## [EXERCISE DETAILS]
Find and return each line containing "right".

## [Dataset rows]
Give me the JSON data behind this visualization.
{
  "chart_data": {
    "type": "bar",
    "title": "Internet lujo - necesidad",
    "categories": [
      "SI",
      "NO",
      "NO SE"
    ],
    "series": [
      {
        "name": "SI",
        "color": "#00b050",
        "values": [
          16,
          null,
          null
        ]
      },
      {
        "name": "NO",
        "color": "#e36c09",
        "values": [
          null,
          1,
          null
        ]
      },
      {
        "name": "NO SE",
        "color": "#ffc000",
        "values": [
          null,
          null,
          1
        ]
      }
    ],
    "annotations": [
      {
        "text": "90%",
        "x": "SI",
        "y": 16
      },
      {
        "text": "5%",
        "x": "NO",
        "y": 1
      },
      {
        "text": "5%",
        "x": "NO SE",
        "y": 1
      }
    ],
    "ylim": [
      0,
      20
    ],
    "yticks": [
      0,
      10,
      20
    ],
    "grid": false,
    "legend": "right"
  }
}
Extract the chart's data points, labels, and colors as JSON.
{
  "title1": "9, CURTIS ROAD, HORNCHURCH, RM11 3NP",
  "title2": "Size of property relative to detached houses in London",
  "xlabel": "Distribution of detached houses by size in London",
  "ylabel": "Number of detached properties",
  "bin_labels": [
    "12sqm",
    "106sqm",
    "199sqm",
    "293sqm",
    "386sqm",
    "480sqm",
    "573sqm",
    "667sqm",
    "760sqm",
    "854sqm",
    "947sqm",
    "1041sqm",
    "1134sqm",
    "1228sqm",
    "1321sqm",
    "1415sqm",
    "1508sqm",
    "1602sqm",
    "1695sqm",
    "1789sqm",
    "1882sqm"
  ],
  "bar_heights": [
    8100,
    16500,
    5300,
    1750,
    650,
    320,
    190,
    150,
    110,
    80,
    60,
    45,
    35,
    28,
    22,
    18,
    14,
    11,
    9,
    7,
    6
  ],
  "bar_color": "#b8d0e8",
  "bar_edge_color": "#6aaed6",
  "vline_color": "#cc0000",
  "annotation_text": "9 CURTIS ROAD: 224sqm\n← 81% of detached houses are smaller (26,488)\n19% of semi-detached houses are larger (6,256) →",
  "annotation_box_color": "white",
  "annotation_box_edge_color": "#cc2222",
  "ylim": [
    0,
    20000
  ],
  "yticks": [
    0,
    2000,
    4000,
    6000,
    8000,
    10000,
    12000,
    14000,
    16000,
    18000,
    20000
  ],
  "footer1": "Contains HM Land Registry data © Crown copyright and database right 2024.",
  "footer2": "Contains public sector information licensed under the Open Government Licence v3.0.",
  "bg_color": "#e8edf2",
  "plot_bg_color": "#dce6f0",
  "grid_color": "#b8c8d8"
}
* * *
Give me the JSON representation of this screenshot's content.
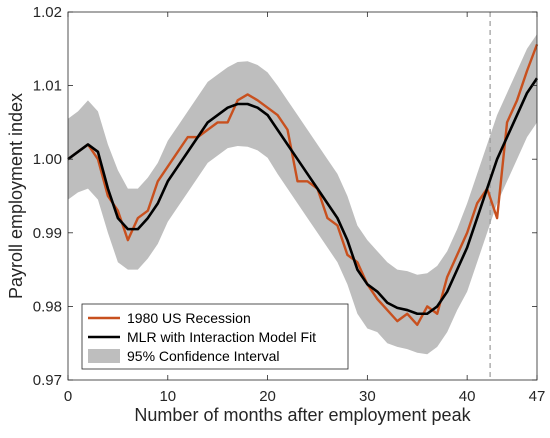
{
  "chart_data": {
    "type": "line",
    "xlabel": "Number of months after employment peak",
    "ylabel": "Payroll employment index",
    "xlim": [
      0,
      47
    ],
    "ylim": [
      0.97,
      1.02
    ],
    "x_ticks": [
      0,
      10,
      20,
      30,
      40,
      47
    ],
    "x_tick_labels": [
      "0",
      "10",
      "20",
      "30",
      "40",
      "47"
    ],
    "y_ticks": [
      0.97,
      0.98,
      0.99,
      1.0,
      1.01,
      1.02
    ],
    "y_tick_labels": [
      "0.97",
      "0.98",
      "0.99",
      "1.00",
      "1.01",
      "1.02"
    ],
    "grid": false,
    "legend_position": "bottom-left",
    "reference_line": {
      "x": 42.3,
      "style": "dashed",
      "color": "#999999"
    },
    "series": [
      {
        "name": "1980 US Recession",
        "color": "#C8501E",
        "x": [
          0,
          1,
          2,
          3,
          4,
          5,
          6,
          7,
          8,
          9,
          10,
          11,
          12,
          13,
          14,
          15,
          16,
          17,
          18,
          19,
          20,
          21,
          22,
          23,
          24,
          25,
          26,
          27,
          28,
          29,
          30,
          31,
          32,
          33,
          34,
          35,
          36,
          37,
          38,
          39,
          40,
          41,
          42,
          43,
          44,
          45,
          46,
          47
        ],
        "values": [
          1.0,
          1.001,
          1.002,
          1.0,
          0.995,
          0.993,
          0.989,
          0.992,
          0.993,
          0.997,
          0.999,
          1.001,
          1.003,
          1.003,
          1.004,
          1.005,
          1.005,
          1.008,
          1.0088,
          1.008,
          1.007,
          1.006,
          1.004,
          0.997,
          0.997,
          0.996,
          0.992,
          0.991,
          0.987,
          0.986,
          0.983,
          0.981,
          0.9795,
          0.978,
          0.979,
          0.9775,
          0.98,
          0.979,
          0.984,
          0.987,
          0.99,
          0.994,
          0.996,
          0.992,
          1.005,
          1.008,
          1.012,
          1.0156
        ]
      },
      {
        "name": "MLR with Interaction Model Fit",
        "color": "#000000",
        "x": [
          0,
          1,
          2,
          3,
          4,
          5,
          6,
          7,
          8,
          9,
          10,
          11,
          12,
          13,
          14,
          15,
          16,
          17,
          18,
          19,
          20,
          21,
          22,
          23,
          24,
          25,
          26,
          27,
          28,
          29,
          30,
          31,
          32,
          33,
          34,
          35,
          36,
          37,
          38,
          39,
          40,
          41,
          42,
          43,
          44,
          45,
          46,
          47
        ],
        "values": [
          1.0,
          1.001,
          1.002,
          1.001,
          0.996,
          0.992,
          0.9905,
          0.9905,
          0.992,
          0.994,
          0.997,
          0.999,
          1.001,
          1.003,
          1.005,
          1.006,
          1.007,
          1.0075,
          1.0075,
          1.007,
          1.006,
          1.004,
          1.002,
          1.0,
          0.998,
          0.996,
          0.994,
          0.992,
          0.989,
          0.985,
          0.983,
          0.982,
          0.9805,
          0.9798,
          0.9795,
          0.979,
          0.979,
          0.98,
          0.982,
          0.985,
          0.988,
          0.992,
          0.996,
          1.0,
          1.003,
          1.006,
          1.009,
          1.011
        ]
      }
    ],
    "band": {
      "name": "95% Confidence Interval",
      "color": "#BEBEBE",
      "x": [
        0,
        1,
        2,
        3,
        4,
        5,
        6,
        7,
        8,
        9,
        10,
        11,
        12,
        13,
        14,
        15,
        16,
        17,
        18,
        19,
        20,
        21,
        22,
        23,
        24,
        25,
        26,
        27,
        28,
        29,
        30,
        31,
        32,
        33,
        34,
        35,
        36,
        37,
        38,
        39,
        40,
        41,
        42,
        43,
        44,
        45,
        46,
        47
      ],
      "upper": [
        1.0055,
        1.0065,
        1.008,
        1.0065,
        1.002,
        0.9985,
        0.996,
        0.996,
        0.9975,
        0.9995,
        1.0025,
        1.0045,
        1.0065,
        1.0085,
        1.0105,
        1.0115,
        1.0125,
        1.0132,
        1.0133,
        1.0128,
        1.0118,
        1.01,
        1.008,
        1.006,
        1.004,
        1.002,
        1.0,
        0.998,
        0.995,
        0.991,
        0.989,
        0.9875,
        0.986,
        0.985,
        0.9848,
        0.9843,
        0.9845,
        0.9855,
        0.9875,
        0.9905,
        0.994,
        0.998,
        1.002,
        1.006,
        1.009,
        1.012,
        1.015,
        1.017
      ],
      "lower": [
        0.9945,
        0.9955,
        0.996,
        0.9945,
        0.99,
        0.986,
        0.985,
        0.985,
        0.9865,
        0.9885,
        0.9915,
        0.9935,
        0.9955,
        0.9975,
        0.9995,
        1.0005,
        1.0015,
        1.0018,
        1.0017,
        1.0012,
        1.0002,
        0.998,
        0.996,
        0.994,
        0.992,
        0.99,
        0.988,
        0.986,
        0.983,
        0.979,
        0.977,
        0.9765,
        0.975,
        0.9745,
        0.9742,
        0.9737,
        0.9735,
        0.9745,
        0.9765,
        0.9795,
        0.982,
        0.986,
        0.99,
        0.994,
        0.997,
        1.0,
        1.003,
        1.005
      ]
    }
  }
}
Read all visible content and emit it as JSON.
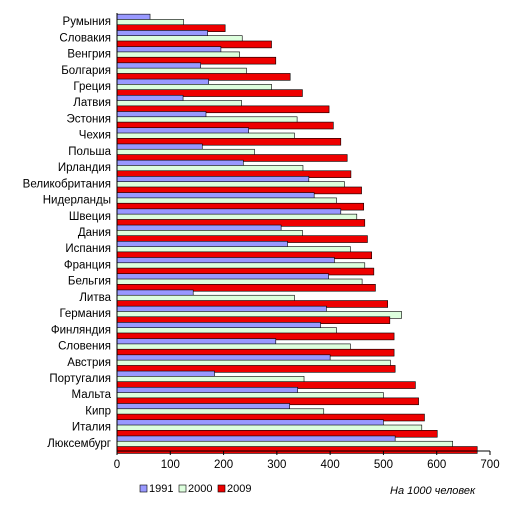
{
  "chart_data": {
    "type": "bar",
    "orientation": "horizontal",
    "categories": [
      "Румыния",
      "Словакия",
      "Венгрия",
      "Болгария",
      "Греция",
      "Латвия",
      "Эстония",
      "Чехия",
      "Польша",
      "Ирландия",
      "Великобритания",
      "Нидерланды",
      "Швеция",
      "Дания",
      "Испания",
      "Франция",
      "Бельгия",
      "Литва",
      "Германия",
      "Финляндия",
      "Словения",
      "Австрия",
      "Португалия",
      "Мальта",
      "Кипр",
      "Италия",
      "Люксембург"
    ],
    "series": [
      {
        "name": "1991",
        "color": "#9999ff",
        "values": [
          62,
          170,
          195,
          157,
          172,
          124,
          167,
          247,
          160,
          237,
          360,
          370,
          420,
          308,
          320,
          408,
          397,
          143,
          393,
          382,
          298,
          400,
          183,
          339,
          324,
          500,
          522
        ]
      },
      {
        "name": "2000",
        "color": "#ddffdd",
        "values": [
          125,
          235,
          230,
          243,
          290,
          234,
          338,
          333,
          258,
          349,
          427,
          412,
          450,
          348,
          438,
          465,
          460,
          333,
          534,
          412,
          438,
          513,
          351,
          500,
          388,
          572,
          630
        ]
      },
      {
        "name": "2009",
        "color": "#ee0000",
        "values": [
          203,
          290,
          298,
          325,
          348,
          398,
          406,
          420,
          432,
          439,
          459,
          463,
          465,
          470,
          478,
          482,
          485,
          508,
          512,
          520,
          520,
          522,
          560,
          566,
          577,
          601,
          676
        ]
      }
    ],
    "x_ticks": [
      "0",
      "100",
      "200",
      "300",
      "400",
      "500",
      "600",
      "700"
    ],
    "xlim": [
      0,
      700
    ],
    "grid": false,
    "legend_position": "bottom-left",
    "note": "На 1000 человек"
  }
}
---
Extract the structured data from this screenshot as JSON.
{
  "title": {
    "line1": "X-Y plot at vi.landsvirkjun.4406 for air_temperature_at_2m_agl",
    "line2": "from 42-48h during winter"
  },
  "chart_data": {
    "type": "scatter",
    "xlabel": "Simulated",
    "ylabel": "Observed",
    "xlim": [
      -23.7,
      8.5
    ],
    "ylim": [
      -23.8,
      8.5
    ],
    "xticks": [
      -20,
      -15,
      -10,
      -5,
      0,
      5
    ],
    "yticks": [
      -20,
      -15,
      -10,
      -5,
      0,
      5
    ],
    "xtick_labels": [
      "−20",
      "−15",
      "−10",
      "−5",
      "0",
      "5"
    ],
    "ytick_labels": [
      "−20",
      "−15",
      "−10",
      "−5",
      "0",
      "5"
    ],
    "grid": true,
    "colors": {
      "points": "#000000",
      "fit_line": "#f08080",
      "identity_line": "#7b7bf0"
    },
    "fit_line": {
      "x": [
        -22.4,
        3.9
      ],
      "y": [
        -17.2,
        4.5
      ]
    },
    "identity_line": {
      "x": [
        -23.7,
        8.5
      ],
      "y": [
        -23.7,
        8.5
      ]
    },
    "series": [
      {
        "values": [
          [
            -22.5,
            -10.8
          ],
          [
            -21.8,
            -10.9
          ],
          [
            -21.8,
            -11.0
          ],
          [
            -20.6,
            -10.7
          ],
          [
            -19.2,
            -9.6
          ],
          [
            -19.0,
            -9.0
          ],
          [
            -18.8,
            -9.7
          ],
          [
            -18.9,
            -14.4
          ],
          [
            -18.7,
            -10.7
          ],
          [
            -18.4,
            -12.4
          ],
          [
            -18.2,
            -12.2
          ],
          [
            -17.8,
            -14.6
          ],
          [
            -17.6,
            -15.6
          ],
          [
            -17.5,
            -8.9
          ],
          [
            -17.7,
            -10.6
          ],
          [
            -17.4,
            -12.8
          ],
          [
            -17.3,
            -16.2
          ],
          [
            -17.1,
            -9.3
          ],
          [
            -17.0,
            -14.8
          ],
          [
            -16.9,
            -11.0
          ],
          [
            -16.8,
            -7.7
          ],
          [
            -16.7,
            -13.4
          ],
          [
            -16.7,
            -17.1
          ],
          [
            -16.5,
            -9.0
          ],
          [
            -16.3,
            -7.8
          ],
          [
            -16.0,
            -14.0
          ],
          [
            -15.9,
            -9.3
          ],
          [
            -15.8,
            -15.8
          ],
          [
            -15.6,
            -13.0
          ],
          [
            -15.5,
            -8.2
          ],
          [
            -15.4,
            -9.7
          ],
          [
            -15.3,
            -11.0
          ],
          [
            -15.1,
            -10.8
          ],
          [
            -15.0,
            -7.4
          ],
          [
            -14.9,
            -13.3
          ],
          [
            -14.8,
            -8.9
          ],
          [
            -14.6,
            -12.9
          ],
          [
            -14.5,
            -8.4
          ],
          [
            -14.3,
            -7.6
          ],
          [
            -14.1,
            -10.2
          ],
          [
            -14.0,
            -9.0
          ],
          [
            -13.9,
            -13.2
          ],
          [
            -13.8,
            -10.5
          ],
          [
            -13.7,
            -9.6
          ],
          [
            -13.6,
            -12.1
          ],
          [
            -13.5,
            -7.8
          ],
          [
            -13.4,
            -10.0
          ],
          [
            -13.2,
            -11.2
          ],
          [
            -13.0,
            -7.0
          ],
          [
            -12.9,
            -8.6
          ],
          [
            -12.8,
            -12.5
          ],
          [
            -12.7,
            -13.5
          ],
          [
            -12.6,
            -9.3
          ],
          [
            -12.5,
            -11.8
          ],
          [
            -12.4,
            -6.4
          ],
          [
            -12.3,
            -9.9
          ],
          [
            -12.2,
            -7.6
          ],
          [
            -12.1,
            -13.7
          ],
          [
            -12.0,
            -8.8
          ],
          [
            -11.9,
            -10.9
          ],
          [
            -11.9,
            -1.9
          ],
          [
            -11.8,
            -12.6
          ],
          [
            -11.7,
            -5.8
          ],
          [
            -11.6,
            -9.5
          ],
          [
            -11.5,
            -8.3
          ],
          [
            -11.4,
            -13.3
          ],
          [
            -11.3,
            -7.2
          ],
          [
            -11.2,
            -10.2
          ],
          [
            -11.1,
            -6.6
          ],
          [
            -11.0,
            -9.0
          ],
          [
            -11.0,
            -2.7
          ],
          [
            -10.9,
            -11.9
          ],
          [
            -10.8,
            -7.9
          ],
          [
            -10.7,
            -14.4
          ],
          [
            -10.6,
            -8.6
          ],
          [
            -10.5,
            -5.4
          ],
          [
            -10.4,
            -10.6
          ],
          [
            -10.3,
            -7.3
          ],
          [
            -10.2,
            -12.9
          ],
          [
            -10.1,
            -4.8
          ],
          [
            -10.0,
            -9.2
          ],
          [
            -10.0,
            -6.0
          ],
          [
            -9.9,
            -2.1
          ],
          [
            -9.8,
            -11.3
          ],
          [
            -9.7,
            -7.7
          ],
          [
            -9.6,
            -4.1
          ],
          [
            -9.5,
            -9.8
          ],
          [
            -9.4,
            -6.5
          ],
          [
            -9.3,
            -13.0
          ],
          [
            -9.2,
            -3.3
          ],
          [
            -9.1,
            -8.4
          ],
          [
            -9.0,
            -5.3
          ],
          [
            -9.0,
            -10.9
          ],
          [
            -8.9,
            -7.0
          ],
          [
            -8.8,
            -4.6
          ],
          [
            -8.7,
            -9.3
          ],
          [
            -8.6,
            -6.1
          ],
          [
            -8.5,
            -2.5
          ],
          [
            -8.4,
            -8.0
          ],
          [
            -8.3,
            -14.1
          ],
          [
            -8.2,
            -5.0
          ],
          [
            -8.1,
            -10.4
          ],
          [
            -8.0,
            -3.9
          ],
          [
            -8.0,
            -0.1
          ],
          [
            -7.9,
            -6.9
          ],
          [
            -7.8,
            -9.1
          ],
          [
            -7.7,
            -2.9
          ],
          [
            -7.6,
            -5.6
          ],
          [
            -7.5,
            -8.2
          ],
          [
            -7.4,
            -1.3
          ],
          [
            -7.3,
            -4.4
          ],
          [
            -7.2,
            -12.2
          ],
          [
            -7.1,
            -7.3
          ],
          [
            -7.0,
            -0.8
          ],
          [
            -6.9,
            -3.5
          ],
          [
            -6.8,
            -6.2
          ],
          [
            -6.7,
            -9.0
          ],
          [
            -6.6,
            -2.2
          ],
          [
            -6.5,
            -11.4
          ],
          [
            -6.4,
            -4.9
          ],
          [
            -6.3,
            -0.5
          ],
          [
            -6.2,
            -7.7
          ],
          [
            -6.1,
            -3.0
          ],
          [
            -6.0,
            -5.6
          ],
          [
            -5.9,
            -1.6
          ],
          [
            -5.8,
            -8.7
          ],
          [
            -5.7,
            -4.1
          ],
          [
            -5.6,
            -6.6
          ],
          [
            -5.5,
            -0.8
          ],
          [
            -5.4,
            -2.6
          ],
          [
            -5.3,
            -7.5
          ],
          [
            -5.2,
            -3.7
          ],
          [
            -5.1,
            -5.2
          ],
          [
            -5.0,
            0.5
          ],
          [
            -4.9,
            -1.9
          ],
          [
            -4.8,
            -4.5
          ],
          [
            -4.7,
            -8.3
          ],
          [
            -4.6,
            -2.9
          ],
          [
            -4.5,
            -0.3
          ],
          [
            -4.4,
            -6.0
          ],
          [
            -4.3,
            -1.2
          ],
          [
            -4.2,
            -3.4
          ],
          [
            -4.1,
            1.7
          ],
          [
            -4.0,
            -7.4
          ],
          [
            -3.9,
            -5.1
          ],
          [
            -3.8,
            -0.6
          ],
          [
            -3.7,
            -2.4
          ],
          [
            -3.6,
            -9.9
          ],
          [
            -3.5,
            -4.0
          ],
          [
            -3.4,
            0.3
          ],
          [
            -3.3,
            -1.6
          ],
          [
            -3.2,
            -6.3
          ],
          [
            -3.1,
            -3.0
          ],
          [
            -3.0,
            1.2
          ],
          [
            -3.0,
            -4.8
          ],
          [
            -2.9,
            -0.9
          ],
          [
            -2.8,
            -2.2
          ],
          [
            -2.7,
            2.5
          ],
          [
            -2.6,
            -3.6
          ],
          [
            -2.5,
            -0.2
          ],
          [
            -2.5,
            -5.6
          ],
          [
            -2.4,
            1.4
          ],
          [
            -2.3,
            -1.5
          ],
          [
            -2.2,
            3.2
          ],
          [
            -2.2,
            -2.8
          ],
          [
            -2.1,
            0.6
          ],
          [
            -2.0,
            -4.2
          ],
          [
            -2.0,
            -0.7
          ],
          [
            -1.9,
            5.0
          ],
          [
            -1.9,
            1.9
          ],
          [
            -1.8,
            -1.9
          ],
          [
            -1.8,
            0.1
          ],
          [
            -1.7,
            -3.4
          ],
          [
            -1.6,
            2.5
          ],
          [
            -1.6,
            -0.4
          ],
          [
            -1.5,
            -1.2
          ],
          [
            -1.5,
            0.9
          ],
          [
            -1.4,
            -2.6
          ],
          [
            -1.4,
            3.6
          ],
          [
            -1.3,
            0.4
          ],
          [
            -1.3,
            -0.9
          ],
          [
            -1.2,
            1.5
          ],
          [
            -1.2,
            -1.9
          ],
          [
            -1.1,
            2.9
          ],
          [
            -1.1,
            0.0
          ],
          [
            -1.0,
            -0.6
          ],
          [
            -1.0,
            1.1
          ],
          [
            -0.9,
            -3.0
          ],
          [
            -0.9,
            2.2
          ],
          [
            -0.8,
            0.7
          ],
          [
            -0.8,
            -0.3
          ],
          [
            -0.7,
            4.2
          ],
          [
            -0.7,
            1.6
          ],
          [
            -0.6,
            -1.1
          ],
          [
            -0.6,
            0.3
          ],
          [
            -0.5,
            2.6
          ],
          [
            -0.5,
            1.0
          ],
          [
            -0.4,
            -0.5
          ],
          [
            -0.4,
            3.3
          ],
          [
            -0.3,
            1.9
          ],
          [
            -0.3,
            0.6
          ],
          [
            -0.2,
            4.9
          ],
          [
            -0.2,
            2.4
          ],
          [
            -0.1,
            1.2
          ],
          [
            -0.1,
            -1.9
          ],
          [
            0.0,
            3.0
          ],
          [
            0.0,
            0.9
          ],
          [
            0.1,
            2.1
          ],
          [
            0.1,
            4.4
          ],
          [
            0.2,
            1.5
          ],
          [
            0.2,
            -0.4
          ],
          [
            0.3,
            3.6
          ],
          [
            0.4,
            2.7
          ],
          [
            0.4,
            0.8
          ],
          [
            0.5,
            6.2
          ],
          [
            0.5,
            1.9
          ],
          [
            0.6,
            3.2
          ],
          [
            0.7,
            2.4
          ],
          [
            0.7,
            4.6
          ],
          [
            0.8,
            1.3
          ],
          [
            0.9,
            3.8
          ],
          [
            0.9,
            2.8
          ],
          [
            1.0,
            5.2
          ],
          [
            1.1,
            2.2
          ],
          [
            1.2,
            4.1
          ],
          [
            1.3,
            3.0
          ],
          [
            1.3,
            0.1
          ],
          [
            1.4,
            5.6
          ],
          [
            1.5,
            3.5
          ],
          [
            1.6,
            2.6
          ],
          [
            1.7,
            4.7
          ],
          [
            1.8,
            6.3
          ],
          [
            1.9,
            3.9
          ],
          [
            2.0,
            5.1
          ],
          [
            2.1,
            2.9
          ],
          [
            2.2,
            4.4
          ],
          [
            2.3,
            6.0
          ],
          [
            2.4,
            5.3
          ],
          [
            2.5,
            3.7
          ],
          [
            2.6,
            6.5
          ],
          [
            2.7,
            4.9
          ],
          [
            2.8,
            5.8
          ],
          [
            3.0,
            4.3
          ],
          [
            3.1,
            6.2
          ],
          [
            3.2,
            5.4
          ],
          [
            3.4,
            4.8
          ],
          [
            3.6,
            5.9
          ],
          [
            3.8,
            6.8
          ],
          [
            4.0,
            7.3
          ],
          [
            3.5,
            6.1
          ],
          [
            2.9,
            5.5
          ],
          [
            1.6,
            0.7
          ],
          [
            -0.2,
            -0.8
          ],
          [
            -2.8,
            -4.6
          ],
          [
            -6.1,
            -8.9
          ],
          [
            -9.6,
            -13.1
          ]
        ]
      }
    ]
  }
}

## [SOLUTION BELOW]
    "legend": "right"
  "footer1": "Contains HM Land Registry data © Crown copyright and database right 2024.",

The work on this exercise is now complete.